◆ **WORK REQUIRED**
Say how many lines contain the word "label". Only the number should be given.

◆ **TASK MATERIAL**
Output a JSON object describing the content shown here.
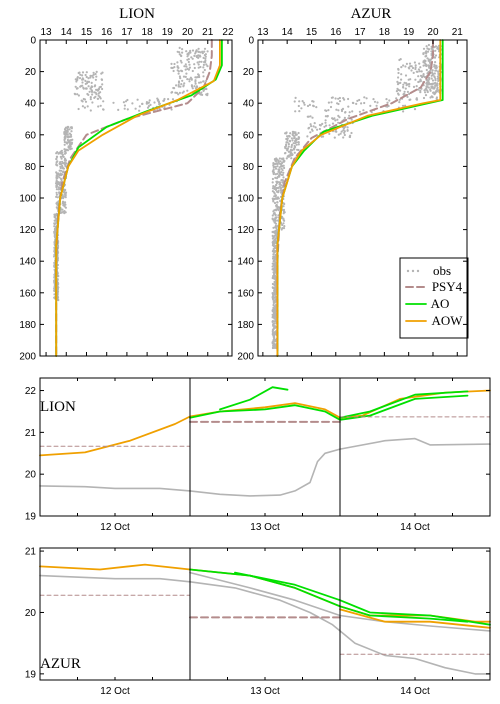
{
  "colors": {
    "obs": "#b4b4b4",
    "psy4": "#b48c8c",
    "ao": "#00e000",
    "aow": "#f0a000"
  },
  "chart_data": [
    {
      "type": "scatter-profile",
      "title": "LION",
      "x_ticks": [
        "13",
        "14",
        "15",
        "16",
        "17",
        "18",
        "19",
        "20",
        "21",
        "22"
      ],
      "xlim": [
        12.7,
        22.2
      ],
      "ylim": [
        0,
        200
      ],
      "y_inverted": true,
      "y_ticks": [
        "0",
        "20",
        "40",
        "60",
        "80",
        "100",
        "120",
        "140",
        "160",
        "180",
        "200"
      ],
      "series": [
        {
          "key": "psy4",
          "style": "dashed",
          "points": [
            [
              21.2,
              0
            ],
            [
              21.2,
              10
            ],
            [
              21.1,
              20
            ],
            [
              20.8,
              30
            ],
            [
              20.0,
              40
            ],
            [
              17.0,
              50
            ],
            [
              15.0,
              60
            ],
            [
              14.2,
              75
            ],
            [
              13.8,
              90
            ],
            [
              13.6,
              110
            ],
            [
              13.5,
              140
            ],
            [
              13.5,
              200
            ]
          ]
        },
        {
          "key": "ao",
          "style": "solid",
          "points": [
            [
              21.7,
              0
            ],
            [
              21.7,
              10
            ],
            [
              21.7,
              16
            ],
            [
              21.4,
              25
            ],
            [
              20.2,
              35
            ],
            [
              18.0,
              45
            ],
            [
              16.0,
              55
            ],
            [
              14.6,
              68
            ],
            [
              14.1,
              80
            ],
            [
              13.7,
              100
            ],
            [
              13.5,
              130
            ],
            [
              13.5,
              200
            ]
          ]
        },
        {
          "key": "aow",
          "style": "solid",
          "points": [
            [
              21.6,
              0
            ],
            [
              21.6,
              10
            ],
            [
              21.6,
              16
            ],
            [
              21.3,
              26
            ],
            [
              19.5,
              38
            ],
            [
              17.5,
              48
            ],
            [
              15.8,
              60
            ],
            [
              14.6,
              70
            ],
            [
              14.1,
              80
            ],
            [
              13.7,
              100
            ],
            [
              13.5,
              130
            ],
            [
              13.5,
              200
            ]
          ]
        }
      ],
      "obs_clusters": [
        {
          "x": [
            19.5,
            21.0
          ],
          "y": [
            5,
            15
          ]
        },
        {
          "x": [
            19.2,
            21.0
          ],
          "y": [
            15,
            35
          ]
        },
        {
          "x": [
            14.6,
            19.5
          ],
          "y": [
            37,
            45
          ]
        },
        {
          "x": [
            14.4,
            15.8
          ],
          "y": [
            20,
            37
          ]
        },
        {
          "x": [
            13.9,
            14.3
          ],
          "y": [
            55,
            70
          ]
        },
        {
          "x": [
            13.5,
            14.0
          ],
          "y": [
            70,
            110
          ]
        },
        {
          "x": [
            13.4,
            13.6
          ],
          "y": [
            110,
            165
          ]
        }
      ]
    },
    {
      "type": "scatter-profile",
      "title": "AZUR",
      "x_ticks": [
        "13",
        "14",
        "15",
        "16",
        "17",
        "18",
        "19",
        "20",
        "21"
      ],
      "xlim": [
        12.8,
        21.4
      ],
      "ylim": [
        0,
        200
      ],
      "y_inverted": true,
      "y_ticks": [
        "0",
        "20",
        "40",
        "60",
        "80",
        "100",
        "120",
        "140",
        "160",
        "180",
        "200"
      ],
      "series": [
        {
          "key": "psy4",
          "style": "dashed",
          "points": [
            [
              20.0,
              0
            ],
            [
              20.0,
              10
            ],
            [
              19.9,
              20
            ],
            [
              19.5,
              30
            ],
            [
              18.3,
              40
            ],
            [
              16.5,
              50
            ],
            [
              15.0,
              62
            ],
            [
              14.3,
              75
            ],
            [
              13.9,
              90
            ],
            [
              13.7,
              110
            ],
            [
              13.6,
              140
            ],
            [
              13.6,
              200
            ]
          ]
        },
        {
          "key": "ao",
          "style": "solid",
          "points": [
            [
              20.4,
              0
            ],
            [
              20.4,
              10
            ],
            [
              20.4,
              38
            ],
            [
              19.8,
              40
            ],
            [
              17.5,
              48
            ],
            [
              15.5,
              58
            ],
            [
              14.7,
              70
            ],
            [
              14.2,
              80
            ],
            [
              13.8,
              100
            ],
            [
              13.6,
              130
            ],
            [
              13.6,
              200
            ]
          ]
        },
        {
          "key": "aow",
          "style": "solid",
          "points": [
            [
              20.3,
              0
            ],
            [
              20.3,
              10
            ],
            [
              20.3,
              38
            ],
            [
              19.6,
              40
            ],
            [
              17.3,
              48
            ],
            [
              15.4,
              60
            ],
            [
              14.6,
              70
            ],
            [
              14.2,
              80
            ],
            [
              13.8,
              100
            ],
            [
              13.6,
              130
            ],
            [
              13.6,
              200
            ]
          ]
        }
      ],
      "obs_clusters": [
        {
          "x": [
            19.6,
            20.4
          ],
          "y": [
            3,
            35
          ]
        },
        {
          "x": [
            18.5,
            20.3
          ],
          "y": [
            12,
            38
          ]
        },
        {
          "x": [
            14.3,
            19.3
          ],
          "y": [
            36,
            46
          ]
        },
        {
          "x": [
            14.8,
            16.7
          ],
          "y": [
            48,
            62
          ]
        },
        {
          "x": [
            13.9,
            14.5
          ],
          "y": [
            58,
            75
          ]
        },
        {
          "x": [
            13.4,
            13.9
          ],
          "y": [
            75,
            120
          ]
        },
        {
          "x": [
            13.4,
            13.6
          ],
          "y": [
            120,
            195
          ]
        }
      ]
    },
    {
      "type": "line",
      "title": "LION",
      "x_ticks": [
        "12 Oct",
        "13 Oct",
        "14 Oct"
      ],
      "xlim": [
        0,
        3
      ],
      "ylim": [
        19,
        22.3
      ],
      "y_ticks": [
        "19",
        "20",
        "21",
        "22"
      ],
      "day_boundaries": [
        1,
        2
      ],
      "series": [
        {
          "key": "obs",
          "style": "solid",
          "points": [
            [
              0,
              19.72
            ],
            [
              0.3,
              19.7
            ],
            [
              0.5,
              19.66
            ],
            [
              0.8,
              19.66
            ],
            [
              1.0,
              19.6
            ],
            [
              1.2,
              19.52
            ],
            [
              1.4,
              19.48
            ],
            [
              1.6,
              19.5
            ],
            [
              1.7,
              19.6
            ],
            [
              1.8,
              19.8
            ],
            [
              1.85,
              20.3
            ],
            [
              1.9,
              20.5
            ],
            [
              2.0,
              20.6
            ],
            [
              2.3,
              20.8
            ],
            [
              2.5,
              20.85
            ],
            [
              2.6,
              20.7
            ],
            [
              3,
              20.72
            ]
          ]
        },
        {
          "key": "aow",
          "style": "solid",
          "points": [
            [
              0,
              20.45
            ],
            [
              0.3,
              20.52
            ],
            [
              0.6,
              20.8
            ],
            [
              0.9,
              21.2
            ],
            [
              1.0,
              21.38
            ],
            [
              1.2,
              21.5
            ],
            [
              1.5,
              21.6
            ],
            [
              1.7,
              21.7
            ],
            [
              1.9,
              21.55
            ],
            [
              2.0,
              21.35
            ],
            [
              2.15,
              21.4
            ],
            [
              2.4,
              21.8
            ],
            [
              2.7,
              21.95
            ],
            [
              3,
              22.0
            ]
          ]
        },
        {
          "key": "ao",
          "style": "solid",
          "points": [
            [
              1.0,
              21.35
            ],
            [
              1.2,
              21.5
            ],
            [
              1.5,
              21.55
            ],
            [
              1.7,
              21.65
            ],
            [
              1.9,
              21.5
            ],
            [
              2.0,
              21.3
            ],
            [
              2.2,
              21.4
            ],
            [
              2.5,
              21.8
            ],
            [
              2.85,
              21.88
            ]
          ]
        },
        {
          "key": "ao",
          "style": "solid",
          "points": [
            [
              1.2,
              21.55
            ],
            [
              1.4,
              21.78
            ],
            [
              1.55,
              22.08
            ],
            [
              1.65,
              22.02
            ]
          ]
        },
        {
          "key": "ao",
          "style": "solid",
          "points": [
            [
              2.0,
              21.35
            ],
            [
              2.2,
              21.5
            ],
            [
              2.5,
              21.9
            ],
            [
              2.85,
              21.98
            ]
          ]
        },
        {
          "key": "psy4",
          "style": "dashed-thin",
          "points": [
            [
              0,
              20.67
            ],
            [
              1.0,
              20.67
            ]
          ]
        },
        {
          "key": "psy4",
          "style": "dashed",
          "points": [
            [
              1.0,
              21.25
            ],
            [
              2.0,
              21.25
            ]
          ]
        },
        {
          "key": "psy4",
          "style": "dashed-thin",
          "points": [
            [
              2.0,
              21.37
            ],
            [
              3,
              21.37
            ]
          ]
        }
      ]
    },
    {
      "type": "line",
      "title": "AZUR",
      "x_ticks": [
        "12 Oct",
        "13 Oct",
        "14 Oct"
      ],
      "xlim": [
        0,
        3
      ],
      "ylim": [
        18.9,
        21.05
      ],
      "y_ticks": [
        "19",
        "20",
        "21"
      ],
      "day_boundaries": [
        1,
        2
      ],
      "series": [
        {
          "key": "obs",
          "style": "solid",
          "points": [
            [
              0,
              20.6
            ],
            [
              0.5,
              20.55
            ],
            [
              0.8,
              20.55
            ],
            [
              1.0,
              20.5
            ],
            [
              1.3,
              20.4
            ],
            [
              1.6,
              20.2
            ],
            [
              1.8,
              20.0
            ],
            [
              1.95,
              19.8
            ],
            [
              2.1,
              19.5
            ],
            [
              2.3,
              19.3
            ],
            [
              2.5,
              19.25
            ],
            [
              2.7,
              19.1
            ],
            [
              2.9,
              19.0
            ],
            [
              3,
              19.0
            ]
          ]
        },
        {
          "key": "obs",
          "style": "solid",
          "points": [
            [
              1.0,
              20.65
            ],
            [
              1.4,
              20.4
            ],
            [
              1.7,
              20.2
            ],
            [
              2.0,
              19.95
            ],
            [
              2.3,
              19.85
            ],
            [
              2.6,
              19.78
            ],
            [
              3,
              19.7
            ]
          ]
        },
        {
          "key": "aow",
          "style": "solid",
          "points": [
            [
              0,
              20.75
            ],
            [
              0.4,
              20.7
            ],
            [
              0.7,
              20.78
            ],
            [
              1.0,
              20.7
            ],
            [
              1.4,
              20.6
            ],
            [
              1.7,
              20.4
            ],
            [
              2.0,
              20.1
            ],
            [
              2.2,
              19.95
            ],
            [
              2.6,
              19.95
            ],
            [
              2.9,
              19.85
            ],
            [
              3,
              19.85
            ]
          ]
        },
        {
          "key": "ao",
          "style": "solid",
          "points": [
            [
              1.0,
              20.7
            ],
            [
              1.4,
              20.6
            ],
            [
              1.7,
              20.4
            ],
            [
              2.0,
              20.1
            ],
            [
              2.2,
              19.95
            ],
            [
              2.6,
              19.9
            ],
            [
              2.85,
              19.85
            ]
          ]
        },
        {
          "key": "ao",
          "style": "solid",
          "points": [
            [
              1.3,
              20.65
            ],
            [
              1.7,
              20.45
            ],
            [
              2.0,
              20.2
            ],
            [
              2.2,
              20.0
            ],
            [
              2.6,
              19.95
            ],
            [
              3,
              19.8
            ]
          ]
        },
        {
          "key": "aow",
          "style": "solid",
          "points": [
            [
              2.0,
              20.05
            ],
            [
              2.3,
              19.85
            ],
            [
              2.6,
              19.85
            ],
            [
              3,
              19.75
            ]
          ]
        },
        {
          "key": "psy4",
          "style": "dashed-thin",
          "points": [
            [
              0,
              20.28
            ],
            [
              1.0,
              20.28
            ]
          ]
        },
        {
          "key": "psy4",
          "style": "dashed",
          "points": [
            [
              1.0,
              19.92
            ],
            [
              2.0,
              19.92
            ]
          ]
        },
        {
          "key": "psy4",
          "style": "dashed-thin",
          "points": [
            [
              2.0,
              19.32
            ],
            [
              3,
              19.32
            ]
          ]
        }
      ]
    }
  ],
  "legend": [
    {
      "key": "obs",
      "label": "obs",
      "style": "dots"
    },
    {
      "key": "psy4",
      "label": "PSY4",
      "style": "dashed"
    },
    {
      "key": "ao",
      "label": "AO",
      "style": "solid"
    },
    {
      "key": "aow",
      "label": "AOW",
      "style": "solid"
    }
  ]
}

◆ **CORRECT RESULT**
4